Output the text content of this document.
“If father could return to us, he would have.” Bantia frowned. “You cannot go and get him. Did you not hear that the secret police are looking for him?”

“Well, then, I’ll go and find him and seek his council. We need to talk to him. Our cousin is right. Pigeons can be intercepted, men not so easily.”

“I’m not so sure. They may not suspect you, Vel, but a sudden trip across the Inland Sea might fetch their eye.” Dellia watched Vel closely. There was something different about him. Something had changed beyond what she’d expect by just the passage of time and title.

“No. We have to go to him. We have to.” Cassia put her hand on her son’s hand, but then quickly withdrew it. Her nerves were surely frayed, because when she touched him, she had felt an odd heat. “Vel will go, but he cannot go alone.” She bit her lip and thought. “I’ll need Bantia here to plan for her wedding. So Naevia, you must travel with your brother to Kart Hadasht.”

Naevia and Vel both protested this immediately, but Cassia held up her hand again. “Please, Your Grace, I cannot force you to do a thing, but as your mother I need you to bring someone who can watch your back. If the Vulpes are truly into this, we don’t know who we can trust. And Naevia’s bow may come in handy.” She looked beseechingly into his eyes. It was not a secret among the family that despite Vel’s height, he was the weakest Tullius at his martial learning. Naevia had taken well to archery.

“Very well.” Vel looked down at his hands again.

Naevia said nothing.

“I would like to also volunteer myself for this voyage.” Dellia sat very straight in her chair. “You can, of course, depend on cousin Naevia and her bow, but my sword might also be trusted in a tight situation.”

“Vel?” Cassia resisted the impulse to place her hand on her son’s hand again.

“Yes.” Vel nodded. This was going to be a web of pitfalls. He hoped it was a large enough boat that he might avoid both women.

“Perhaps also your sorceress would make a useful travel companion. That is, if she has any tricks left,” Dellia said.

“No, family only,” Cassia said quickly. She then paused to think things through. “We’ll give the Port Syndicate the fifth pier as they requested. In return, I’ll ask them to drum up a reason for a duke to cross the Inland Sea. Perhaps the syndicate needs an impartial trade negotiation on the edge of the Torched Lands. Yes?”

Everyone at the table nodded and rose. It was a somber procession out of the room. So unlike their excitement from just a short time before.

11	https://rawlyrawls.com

→ WHAT NEEDS TO BE DONE:
In the listing, how many lines hold "also"? Answer with a bare number.

→ ANSWER TO THE TASK:
2